→ **Problem description**
Write out the full listing again, exactly as it stands.

→ **Given information**
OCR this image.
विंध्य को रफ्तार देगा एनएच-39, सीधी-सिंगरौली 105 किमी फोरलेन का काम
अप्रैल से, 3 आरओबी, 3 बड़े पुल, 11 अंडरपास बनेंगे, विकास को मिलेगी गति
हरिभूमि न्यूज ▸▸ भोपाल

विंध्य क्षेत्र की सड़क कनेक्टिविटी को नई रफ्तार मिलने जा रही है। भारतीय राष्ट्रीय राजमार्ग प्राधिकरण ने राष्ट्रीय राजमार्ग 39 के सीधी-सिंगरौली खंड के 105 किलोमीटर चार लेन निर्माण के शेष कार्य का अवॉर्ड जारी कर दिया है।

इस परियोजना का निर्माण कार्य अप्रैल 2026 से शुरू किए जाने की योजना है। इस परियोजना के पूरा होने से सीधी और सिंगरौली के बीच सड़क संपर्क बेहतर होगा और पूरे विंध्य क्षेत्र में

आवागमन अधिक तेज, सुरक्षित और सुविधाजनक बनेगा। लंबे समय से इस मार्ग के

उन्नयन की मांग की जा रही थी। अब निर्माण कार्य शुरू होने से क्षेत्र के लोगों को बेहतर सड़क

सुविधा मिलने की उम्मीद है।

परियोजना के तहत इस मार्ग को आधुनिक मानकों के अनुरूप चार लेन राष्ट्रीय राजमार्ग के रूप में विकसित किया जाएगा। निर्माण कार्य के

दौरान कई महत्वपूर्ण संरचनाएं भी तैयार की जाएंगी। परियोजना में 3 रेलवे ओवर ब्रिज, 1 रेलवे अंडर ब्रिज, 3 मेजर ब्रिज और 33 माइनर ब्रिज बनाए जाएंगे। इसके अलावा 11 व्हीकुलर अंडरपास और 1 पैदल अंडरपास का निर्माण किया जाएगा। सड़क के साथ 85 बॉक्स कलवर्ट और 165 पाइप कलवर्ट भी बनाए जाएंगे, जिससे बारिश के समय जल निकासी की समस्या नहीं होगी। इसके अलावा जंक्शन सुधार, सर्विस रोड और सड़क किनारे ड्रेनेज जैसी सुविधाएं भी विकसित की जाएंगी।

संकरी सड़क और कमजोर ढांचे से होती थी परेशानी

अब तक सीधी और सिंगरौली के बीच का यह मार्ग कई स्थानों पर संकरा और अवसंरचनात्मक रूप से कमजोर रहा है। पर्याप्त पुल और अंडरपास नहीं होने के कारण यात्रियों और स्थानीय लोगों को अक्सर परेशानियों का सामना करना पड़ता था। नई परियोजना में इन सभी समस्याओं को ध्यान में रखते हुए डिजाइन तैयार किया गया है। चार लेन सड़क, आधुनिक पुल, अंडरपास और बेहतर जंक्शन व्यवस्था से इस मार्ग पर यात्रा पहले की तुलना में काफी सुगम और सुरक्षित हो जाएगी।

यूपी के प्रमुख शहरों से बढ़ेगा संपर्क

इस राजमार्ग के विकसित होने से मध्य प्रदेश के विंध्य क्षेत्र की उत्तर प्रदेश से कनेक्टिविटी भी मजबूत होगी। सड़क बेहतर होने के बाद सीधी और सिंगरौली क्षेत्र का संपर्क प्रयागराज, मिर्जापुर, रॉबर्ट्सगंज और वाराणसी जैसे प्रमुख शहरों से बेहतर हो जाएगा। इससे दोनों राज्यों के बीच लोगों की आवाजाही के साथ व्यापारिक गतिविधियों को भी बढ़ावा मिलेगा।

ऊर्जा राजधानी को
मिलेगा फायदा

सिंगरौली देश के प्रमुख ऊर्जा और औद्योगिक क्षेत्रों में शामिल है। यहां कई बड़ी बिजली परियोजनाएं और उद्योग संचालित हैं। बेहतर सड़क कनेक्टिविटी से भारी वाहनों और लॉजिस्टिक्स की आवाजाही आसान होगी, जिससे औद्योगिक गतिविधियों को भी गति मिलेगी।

→ **Answer below**
OCR this image.
विंध्य को रफ्तार देगा एनएच-39, सीधी-सिंगरौली 105 किमी फोरलेन का काम
अप्रैल से, 3 आरओबी, 3 बड़े पुल, 11 अंडरपास बनेंगे, विकास को मिलेगी गति
हरिभूमि न्यूज ▸▸ भोपाल

विंध्य क्षेत्र की सड़क कनेक्टिविटी को नई रफ्तार मिलने जा रही है। भारतीय राष्ट्रीय राजमार्ग प्राधिकरण ने राष्ट्रीय राजमार्ग 39 के सीधी-सिंगरौली खंड के 105 किलोमीटर चार लेन निर्माण के शेष कार्य का अवॉर्ड जारी कर दिया है।

इस परियोजना का निर्माण कार्य अप्रैल 2026 से शुरू किए जाने की योजना है। इस परियोजना के पूरा होने से सीधी और सिंगरौली के बीच सड़क संपर्क बेहतर होगा और पूरे विंध्य क्षेत्र में

आवागमन अधिक तेज, सुरक्षित और सुविधाजनक बनेगा। लंबे समय से इस मार्ग के

उन्नयन की मांग की जा रही थी। अब निर्माण कार्य शुरू होने से क्षेत्र के लोगों को बेहतर सड़क

सुविधा मिलने की उम्मीद है।

परियोजना के तहत इस मार्ग को आधुनिक मानकों के अनुरूप चार लेन राष्ट्रीय राजमार्ग के रूप में विकसित किया जाएगा। निर्माण कार्य के

दौरान कई महत्वपूर्ण संरचनाएं भी तैयार की जाएंगी। परियोजना में 3 रेलवे ओवर ब्रिज, 1 रेलवे अंडर ब्रिज, 3 मेजर ब्रिज और 33 माइनर ब्रिज बनाए जाएंगे। इसके अलावा 11 व्हीकुलर अंडरपास और 1 पैदल अंडरपास का निर्माण किया जाएगा। सड़क के साथ 85 बॉक्स कलवर्ट और 165 पाइप कलवर्ट भी बनाए जाएंगे, जिससे बारिश के समय जल निकासी की समस्या नहीं होगी। इसके अलावा जंक्शन सुधार, सर्विस रोड और सड़क किनारे ड्रेनेज जैसी सुविधाएं भी विकसित की जाएंगी।

संकरी सड़क और कमजोर ढांचे से होती थी परेशानी

अब तक सीधी और सिंगरौली के बीच का यह मार्ग कई स्थानों पर संकरा और अवसंरचनात्मक रूप से कमजोर रहा है। पर्याप्त पुल और अंडरपास नहीं होने के कारण यात्रियों और स्थानीय लोगों को अक्सर परेशानियों का सामना करना पड़ता था। नई परियोजना में इन सभी समस्याओं को ध्यान में रखते हुए डिजाइन तैयार किया गया है। चार लेन सड़क, आधुनिक पुल, अंडरपास और बेहतर जंक्शन व्यवस्था से इस मार्ग पर यात्रा पहले की तुलना में काफी सुगम और सुरक्षित हो जाएगी।

यूपी के प्रमुख शहरों से बढ़ेगा संपर्क

इस राजमार्ग के विकसित होने से मध्य प्रदेश के विंध्य क्षेत्र की उत्तर प्रदेश से कनेक्टिविटी भी मजबूत होगी। सड़क बेहतर होने के बाद सीधी और सिंगरौली क्षेत्र का संपर्क प्रयागराज, मिर्जापुर, रॉबर्ट्सगंज और वाराणसी जैसे प्रमुख शहरों से बेहतर हो जाएगा। इससे दोनों राज्यों के बीच लोगों की आवाजाही के साथ व्यापारिक गतिविधियों को भी बढ़ावा मिलेगा।

ऊर्जा राजधानी को
मिलेगा फायदा

सिंगरौली देश के प्रमुख ऊर्जा और औद्योगिक क्षेत्रों में शामिल है। यहां कई बड़ी बिजली परियोजनाएं और उद्योग संचालित हैं। बेहतर सड़क कनेक्टिविटी से भारी वाहनों और लॉजिस्टिक्स की आवाजाही आसान होगी, जिससे औद्योगिक गतिविधियों को भी गति मिलेगी।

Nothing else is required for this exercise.